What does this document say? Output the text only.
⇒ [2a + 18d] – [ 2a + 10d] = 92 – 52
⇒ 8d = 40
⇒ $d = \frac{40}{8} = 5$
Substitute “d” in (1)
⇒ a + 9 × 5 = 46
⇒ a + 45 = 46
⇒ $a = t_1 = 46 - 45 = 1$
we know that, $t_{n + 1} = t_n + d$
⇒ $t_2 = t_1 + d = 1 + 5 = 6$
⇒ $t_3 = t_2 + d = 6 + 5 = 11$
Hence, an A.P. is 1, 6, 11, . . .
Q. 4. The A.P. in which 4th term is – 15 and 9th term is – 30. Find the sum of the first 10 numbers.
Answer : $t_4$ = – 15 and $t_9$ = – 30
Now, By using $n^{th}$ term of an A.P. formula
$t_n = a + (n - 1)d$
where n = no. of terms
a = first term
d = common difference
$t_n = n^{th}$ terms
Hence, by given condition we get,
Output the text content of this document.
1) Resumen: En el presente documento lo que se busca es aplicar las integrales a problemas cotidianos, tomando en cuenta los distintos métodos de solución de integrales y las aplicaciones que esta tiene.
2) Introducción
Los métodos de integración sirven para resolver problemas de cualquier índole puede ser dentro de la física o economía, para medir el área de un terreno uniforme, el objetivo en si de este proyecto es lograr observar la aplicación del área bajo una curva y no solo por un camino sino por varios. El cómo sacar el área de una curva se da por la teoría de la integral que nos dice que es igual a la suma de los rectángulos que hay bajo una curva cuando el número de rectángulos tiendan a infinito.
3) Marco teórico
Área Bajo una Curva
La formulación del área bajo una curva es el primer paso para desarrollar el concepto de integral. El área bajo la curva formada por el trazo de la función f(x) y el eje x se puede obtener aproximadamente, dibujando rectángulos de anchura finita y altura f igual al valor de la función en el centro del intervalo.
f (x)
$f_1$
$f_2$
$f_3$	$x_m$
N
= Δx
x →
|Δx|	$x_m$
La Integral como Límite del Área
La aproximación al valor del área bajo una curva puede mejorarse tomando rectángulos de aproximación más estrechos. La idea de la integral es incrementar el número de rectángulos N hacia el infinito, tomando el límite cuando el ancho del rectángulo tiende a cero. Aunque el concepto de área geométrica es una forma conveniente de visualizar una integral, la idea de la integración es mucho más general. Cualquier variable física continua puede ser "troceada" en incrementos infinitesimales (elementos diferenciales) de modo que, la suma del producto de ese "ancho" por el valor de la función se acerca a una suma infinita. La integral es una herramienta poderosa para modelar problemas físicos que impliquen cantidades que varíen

══════════════════════════════

*Problem requirements*
Return solely the number of lines in the data that include the word "text".

*Output*
2